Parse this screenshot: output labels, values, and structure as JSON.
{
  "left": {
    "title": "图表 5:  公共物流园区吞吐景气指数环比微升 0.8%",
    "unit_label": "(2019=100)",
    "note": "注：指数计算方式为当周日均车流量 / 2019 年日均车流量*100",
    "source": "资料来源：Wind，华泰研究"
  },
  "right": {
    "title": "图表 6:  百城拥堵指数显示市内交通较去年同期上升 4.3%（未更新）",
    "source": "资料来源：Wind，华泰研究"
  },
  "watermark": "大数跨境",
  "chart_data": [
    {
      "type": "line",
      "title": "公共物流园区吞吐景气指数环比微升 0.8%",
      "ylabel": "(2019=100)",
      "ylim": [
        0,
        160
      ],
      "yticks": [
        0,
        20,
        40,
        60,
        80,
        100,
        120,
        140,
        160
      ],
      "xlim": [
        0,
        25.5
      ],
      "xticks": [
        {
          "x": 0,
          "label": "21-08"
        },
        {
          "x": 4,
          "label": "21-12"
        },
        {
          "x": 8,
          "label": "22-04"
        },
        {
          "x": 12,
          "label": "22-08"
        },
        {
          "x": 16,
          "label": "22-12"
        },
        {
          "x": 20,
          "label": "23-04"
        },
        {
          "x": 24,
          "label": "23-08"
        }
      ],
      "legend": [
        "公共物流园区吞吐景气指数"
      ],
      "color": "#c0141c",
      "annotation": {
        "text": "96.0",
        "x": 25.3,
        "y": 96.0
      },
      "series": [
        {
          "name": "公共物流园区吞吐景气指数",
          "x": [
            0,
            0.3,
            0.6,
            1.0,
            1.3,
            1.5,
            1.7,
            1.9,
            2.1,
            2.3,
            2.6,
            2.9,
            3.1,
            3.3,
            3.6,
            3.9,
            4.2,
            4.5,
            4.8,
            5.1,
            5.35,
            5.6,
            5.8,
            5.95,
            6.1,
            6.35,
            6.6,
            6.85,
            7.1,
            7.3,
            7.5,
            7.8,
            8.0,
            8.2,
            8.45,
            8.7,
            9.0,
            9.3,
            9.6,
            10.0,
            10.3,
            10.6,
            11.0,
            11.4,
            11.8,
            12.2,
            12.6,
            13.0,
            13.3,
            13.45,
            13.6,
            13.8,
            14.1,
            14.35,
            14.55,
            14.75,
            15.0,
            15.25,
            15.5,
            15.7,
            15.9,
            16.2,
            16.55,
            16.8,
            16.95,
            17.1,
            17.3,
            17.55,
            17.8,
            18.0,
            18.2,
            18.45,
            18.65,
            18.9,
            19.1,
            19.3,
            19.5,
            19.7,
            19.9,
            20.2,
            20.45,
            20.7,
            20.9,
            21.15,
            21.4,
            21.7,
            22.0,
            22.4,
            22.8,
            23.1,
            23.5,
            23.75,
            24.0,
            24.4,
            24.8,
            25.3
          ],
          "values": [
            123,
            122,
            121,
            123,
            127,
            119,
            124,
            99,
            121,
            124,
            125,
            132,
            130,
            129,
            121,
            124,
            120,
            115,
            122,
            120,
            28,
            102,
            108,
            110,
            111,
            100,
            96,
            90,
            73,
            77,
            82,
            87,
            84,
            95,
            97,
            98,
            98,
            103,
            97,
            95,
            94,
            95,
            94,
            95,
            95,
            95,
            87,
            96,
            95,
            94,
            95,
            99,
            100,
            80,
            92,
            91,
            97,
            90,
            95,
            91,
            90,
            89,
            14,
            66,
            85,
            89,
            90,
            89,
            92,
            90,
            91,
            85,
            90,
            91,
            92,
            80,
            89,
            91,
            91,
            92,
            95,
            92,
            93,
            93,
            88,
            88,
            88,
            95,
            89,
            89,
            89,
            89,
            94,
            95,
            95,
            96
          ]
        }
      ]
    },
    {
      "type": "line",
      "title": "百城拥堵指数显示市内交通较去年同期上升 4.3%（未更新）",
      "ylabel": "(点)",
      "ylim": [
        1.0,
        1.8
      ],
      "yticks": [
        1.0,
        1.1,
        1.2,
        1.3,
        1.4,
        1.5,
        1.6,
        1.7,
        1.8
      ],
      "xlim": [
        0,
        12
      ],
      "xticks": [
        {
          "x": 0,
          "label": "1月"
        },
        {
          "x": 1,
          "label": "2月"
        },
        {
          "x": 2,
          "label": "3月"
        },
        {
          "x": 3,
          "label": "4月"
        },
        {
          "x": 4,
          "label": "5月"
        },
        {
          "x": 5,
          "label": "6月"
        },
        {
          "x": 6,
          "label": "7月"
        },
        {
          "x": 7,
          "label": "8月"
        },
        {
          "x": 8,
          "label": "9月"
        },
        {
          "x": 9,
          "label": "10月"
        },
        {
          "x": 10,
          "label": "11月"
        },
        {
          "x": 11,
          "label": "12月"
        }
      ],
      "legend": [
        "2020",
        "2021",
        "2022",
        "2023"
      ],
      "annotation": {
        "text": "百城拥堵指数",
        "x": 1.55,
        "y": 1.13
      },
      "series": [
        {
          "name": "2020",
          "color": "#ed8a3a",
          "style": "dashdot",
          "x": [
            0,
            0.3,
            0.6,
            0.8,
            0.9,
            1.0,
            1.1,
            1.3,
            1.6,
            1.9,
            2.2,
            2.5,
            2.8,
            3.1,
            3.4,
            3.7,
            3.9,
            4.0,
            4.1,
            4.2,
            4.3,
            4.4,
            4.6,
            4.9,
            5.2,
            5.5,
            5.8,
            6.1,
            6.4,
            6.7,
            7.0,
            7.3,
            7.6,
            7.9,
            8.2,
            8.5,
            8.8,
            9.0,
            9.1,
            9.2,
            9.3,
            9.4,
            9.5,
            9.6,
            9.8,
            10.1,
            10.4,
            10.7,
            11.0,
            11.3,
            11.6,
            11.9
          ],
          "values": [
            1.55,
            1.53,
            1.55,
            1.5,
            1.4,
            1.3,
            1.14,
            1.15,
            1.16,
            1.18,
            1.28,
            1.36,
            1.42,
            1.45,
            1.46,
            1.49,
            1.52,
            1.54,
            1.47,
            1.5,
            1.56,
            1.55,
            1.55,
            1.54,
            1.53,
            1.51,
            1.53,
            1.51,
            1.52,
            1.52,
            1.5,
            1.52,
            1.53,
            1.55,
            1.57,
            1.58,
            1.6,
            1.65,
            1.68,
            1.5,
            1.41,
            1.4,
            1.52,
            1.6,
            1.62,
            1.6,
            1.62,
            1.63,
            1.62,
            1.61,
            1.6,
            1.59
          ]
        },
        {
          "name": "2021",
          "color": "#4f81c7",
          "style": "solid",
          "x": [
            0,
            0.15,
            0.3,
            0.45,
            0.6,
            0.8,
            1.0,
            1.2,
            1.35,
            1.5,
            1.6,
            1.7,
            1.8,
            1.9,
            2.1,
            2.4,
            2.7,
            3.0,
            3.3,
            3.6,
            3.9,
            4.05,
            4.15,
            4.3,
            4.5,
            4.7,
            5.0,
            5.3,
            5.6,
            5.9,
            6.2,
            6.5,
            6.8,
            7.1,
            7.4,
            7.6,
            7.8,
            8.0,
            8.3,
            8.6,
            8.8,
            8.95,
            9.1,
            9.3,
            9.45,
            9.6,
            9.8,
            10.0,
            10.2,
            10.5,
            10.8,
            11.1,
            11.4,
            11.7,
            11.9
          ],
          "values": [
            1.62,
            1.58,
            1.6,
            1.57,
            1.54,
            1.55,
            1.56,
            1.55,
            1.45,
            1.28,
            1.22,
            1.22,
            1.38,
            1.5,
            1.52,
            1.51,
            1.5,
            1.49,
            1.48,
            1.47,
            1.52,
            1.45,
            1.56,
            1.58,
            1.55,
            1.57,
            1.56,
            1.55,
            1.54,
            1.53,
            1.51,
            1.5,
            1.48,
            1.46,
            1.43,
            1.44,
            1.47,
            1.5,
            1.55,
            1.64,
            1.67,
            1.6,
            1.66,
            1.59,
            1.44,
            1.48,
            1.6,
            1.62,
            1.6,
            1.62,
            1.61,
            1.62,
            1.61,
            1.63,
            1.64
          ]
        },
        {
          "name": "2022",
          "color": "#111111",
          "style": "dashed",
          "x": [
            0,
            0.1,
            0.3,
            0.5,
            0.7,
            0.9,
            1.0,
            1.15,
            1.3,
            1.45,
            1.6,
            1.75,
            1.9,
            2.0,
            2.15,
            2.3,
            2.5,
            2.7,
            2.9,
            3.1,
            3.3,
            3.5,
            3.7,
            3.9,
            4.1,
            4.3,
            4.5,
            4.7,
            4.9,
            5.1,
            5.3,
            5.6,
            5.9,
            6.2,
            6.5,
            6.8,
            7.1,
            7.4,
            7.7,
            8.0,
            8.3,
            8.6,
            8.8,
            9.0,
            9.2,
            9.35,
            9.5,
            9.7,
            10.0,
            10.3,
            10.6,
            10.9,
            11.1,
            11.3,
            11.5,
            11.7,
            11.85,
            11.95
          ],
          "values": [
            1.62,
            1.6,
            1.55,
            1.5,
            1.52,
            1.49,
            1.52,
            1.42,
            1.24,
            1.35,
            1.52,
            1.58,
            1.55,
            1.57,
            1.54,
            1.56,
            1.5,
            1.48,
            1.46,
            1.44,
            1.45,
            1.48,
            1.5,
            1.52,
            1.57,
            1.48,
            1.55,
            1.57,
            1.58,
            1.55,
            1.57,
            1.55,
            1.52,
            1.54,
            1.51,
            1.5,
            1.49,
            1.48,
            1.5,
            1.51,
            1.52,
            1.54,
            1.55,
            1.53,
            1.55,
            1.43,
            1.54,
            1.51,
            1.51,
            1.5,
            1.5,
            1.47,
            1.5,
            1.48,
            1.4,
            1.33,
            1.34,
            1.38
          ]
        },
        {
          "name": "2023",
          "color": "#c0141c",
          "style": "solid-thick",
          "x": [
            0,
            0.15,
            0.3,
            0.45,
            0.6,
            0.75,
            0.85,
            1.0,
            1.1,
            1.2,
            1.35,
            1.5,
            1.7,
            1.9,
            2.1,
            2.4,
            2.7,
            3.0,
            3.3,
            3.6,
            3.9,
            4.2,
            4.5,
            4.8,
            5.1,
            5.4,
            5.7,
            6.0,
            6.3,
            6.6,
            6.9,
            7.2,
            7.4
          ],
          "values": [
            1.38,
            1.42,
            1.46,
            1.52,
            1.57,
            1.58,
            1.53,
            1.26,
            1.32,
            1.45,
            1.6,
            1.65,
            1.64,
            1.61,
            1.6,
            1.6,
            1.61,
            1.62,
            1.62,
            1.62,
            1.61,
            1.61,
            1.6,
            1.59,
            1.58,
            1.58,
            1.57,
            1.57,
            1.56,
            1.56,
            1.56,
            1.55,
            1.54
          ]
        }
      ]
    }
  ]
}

____

GOAL OF THE EXERCISE »
Extract every line above that contains the word "name".

RESPONSE BELOW »
          "name": "公共物流园区吞吐景气指数",
          "name": "2020",
          "name": "2021",
          "name": "2022",
          "name": "2023",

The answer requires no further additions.